# [Set exercise]
From the entries that follow, list every line in which the string "marker" appears.

---------- Input rows ----------

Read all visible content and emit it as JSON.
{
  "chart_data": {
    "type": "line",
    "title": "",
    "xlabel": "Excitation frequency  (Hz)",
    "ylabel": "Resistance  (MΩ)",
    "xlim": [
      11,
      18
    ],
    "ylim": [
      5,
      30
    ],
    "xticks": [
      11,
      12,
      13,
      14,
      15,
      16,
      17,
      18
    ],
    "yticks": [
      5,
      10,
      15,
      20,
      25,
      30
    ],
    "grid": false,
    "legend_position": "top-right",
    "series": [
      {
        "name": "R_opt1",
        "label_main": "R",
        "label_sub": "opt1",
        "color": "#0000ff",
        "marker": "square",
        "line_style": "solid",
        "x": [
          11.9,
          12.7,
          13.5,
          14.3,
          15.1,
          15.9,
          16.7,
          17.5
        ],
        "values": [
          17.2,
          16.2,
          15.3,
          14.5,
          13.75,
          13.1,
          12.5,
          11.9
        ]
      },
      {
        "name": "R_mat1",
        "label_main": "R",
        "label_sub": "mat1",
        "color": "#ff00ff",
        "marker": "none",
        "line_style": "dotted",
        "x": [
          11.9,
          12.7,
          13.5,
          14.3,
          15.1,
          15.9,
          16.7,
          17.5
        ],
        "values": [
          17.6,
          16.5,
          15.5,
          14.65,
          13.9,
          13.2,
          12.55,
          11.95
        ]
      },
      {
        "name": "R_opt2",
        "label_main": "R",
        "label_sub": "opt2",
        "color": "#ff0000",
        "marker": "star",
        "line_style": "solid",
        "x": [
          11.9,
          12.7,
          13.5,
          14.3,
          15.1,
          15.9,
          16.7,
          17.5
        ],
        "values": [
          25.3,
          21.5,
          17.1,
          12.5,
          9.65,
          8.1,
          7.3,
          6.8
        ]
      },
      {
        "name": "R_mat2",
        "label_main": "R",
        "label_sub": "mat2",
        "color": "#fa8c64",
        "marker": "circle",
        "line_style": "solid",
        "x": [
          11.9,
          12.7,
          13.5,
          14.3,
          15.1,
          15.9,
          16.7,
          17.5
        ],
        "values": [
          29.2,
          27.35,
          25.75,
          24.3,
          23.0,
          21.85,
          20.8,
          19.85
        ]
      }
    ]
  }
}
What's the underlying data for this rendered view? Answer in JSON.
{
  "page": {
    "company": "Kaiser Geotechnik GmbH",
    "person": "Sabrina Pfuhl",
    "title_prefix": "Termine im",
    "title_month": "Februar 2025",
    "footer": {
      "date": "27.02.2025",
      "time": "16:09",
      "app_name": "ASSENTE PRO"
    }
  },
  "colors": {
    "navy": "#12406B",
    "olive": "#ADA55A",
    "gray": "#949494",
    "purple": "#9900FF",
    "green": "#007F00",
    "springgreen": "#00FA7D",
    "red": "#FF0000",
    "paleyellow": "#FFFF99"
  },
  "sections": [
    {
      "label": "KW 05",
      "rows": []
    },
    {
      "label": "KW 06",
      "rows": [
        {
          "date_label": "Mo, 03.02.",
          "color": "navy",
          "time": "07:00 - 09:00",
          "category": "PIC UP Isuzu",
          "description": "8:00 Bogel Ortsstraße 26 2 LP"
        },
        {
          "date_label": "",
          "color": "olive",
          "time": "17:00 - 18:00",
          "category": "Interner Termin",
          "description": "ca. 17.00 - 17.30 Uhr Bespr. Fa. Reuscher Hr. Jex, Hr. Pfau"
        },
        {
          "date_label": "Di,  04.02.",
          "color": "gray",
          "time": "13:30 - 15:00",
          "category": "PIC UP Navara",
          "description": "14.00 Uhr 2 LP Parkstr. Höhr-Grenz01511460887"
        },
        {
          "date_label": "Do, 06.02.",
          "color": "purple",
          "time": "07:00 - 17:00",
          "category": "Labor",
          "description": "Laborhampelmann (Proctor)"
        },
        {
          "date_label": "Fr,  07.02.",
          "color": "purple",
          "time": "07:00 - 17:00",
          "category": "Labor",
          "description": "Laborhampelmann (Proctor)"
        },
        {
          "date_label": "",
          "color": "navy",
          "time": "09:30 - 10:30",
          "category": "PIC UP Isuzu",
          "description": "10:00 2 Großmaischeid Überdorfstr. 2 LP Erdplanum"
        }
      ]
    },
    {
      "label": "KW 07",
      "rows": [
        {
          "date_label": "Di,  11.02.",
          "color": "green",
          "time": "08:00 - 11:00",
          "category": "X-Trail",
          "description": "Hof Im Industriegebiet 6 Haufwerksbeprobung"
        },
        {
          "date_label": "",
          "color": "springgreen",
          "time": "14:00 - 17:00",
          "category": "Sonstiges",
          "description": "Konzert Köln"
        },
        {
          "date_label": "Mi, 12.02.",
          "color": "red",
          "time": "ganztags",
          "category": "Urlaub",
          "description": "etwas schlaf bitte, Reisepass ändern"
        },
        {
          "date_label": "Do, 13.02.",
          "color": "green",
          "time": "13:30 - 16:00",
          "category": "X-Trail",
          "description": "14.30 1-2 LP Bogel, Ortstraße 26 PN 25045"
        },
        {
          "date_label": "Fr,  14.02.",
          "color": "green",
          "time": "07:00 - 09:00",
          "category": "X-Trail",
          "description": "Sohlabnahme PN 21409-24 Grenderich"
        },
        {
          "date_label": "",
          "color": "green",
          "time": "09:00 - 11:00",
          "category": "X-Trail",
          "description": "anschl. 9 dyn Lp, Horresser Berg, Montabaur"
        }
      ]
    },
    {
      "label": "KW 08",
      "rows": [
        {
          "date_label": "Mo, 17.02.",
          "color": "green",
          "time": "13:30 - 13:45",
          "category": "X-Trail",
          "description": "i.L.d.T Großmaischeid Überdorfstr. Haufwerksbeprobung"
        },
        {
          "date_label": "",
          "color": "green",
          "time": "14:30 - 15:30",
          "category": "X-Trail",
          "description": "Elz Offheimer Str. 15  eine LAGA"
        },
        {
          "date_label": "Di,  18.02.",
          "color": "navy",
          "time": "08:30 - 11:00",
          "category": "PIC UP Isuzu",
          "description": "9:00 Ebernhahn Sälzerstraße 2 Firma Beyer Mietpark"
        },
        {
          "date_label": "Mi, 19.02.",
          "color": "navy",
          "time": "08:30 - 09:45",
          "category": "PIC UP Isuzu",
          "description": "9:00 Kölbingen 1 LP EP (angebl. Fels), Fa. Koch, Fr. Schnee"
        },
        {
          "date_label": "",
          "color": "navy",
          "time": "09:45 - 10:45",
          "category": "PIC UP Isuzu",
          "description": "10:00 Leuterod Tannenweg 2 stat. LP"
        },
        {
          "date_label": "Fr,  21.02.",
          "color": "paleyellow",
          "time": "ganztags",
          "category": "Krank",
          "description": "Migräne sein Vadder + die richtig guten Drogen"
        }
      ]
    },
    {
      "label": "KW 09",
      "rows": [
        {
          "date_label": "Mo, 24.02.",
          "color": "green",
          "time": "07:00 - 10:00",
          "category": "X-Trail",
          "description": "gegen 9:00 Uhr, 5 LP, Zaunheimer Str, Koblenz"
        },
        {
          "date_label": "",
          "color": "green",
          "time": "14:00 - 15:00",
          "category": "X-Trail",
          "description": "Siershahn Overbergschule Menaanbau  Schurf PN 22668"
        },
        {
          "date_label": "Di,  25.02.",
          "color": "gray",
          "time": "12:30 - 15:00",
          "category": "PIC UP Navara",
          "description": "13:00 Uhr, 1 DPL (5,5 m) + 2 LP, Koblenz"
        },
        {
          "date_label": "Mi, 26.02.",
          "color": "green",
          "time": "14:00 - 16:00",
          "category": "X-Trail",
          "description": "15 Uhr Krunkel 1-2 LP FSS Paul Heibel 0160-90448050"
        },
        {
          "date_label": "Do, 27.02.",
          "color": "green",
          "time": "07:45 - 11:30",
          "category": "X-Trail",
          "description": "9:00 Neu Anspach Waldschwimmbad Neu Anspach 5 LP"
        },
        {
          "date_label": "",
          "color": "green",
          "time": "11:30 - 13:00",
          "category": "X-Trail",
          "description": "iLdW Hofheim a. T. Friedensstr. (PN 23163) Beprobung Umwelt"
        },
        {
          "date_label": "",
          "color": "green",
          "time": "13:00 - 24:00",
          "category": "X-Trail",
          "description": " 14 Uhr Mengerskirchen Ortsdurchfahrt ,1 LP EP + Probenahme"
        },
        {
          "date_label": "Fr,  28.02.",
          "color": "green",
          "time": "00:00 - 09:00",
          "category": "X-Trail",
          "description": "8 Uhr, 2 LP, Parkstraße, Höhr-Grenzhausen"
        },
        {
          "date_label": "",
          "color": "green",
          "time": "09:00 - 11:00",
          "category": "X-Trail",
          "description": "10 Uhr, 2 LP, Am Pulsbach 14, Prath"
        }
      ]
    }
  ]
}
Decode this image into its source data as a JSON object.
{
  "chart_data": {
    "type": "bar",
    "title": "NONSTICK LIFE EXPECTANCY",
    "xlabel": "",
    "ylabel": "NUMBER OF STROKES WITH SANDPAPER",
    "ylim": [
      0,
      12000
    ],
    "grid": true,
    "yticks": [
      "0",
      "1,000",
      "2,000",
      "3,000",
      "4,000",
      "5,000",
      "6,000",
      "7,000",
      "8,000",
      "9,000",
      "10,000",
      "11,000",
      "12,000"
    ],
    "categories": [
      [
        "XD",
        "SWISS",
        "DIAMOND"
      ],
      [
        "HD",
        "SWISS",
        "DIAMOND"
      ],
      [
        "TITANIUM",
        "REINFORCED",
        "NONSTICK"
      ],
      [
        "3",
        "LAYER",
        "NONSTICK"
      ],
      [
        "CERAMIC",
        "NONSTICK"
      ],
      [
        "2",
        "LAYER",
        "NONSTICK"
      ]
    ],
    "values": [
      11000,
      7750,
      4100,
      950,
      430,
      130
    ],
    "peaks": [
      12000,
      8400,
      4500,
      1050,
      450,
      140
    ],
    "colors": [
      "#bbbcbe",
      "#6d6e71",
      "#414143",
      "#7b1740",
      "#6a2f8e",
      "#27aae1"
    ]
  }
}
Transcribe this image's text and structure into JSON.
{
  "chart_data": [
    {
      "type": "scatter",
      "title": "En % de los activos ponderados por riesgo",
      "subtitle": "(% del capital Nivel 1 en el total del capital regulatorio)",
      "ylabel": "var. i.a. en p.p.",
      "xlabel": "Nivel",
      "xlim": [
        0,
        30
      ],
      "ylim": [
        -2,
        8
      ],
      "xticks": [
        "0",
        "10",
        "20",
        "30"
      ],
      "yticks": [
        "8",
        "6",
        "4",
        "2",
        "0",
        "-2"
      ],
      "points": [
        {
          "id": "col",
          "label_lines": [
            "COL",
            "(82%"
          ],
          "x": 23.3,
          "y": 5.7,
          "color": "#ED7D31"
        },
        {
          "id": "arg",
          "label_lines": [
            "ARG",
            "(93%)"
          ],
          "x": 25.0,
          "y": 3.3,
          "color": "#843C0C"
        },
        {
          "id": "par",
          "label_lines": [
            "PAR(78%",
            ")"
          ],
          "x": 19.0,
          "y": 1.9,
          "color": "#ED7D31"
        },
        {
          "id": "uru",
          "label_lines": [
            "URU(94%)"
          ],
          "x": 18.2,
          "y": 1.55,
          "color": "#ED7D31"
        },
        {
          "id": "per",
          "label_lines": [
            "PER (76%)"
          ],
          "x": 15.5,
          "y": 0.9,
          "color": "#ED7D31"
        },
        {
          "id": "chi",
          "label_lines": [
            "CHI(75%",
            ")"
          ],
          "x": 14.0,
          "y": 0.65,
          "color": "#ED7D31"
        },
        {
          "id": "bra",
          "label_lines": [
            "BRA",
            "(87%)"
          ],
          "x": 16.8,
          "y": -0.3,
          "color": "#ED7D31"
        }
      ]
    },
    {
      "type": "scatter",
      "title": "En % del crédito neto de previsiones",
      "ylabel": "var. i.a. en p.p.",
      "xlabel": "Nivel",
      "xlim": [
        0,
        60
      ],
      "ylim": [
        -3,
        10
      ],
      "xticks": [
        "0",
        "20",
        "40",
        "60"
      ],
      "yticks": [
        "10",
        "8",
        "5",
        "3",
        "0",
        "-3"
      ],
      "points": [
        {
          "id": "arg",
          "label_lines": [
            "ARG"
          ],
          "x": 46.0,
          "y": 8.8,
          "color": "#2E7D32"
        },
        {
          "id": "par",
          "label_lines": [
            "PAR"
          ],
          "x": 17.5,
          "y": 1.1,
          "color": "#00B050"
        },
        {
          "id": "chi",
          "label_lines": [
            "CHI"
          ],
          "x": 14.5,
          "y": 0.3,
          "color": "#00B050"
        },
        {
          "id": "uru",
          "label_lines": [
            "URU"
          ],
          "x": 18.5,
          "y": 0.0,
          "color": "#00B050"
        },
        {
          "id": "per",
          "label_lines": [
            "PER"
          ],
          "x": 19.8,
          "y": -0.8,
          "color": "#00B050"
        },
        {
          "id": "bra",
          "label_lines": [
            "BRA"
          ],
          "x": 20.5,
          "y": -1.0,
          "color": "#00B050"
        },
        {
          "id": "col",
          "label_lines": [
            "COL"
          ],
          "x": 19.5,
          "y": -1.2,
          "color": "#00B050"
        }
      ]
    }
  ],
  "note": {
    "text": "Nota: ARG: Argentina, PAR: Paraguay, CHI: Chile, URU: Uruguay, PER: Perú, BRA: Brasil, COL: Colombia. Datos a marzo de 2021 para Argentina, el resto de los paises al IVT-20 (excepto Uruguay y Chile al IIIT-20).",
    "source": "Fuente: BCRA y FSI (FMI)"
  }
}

----------

# [Output for this exercise]
        "marker": "square",
        "marker": "none",
        "marker": "star",
        "marker": "circle",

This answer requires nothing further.